_Records for processing_:
::::

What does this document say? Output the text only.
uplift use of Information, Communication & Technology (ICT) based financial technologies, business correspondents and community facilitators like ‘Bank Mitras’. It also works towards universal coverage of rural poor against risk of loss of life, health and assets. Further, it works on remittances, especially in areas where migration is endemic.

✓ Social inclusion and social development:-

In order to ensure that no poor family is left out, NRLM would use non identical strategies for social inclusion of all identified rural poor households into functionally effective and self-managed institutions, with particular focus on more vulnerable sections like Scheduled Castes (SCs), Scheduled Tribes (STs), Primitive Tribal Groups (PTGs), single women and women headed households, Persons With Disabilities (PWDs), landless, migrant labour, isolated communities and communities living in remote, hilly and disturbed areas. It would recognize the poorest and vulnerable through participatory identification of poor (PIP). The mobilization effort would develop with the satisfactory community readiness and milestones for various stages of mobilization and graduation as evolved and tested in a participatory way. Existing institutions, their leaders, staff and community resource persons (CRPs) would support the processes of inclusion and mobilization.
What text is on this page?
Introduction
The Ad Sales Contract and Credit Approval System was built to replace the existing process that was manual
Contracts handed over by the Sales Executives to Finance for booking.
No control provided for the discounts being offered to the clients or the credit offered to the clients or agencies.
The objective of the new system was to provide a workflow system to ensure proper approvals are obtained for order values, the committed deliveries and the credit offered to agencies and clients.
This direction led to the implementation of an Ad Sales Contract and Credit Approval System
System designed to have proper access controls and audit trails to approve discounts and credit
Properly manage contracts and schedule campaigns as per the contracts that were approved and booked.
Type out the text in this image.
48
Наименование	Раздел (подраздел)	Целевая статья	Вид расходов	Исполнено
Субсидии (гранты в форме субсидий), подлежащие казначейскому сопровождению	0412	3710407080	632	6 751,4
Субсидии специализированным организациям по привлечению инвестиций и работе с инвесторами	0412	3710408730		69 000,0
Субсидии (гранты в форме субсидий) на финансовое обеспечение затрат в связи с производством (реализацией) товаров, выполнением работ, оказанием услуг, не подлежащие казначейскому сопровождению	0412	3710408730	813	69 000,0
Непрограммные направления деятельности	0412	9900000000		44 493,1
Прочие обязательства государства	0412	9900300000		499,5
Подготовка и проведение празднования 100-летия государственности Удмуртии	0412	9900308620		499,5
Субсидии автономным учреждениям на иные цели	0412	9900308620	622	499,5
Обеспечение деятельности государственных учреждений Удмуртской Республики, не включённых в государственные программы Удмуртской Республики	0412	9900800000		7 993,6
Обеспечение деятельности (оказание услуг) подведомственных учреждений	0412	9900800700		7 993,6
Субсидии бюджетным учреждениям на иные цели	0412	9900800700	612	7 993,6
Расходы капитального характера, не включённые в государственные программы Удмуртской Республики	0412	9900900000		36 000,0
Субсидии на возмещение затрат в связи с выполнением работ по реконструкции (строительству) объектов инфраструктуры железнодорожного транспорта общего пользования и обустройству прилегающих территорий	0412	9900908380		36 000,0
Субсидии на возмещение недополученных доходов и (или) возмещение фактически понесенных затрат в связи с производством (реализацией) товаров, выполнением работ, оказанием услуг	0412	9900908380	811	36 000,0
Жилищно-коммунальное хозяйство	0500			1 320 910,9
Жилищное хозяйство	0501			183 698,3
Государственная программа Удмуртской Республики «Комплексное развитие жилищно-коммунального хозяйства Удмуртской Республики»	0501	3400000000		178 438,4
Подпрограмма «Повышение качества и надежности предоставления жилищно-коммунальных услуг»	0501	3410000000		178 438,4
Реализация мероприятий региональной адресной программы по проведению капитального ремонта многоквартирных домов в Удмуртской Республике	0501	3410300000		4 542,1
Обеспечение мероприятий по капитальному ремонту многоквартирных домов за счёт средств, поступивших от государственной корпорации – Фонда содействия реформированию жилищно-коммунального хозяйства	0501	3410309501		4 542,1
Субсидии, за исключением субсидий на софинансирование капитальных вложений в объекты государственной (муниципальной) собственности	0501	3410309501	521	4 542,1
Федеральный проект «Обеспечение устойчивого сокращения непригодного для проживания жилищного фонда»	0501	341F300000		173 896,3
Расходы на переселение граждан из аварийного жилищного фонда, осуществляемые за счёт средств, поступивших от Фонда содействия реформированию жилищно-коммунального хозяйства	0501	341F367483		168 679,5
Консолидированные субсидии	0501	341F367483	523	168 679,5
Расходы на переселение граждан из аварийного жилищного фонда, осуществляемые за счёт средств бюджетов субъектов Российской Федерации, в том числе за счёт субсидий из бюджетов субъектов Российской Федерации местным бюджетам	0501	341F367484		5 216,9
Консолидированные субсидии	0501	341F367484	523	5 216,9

::::

_Your task_:
Look through the records and count each line that holds "государственной". Write only the total.

_Complete response_:
2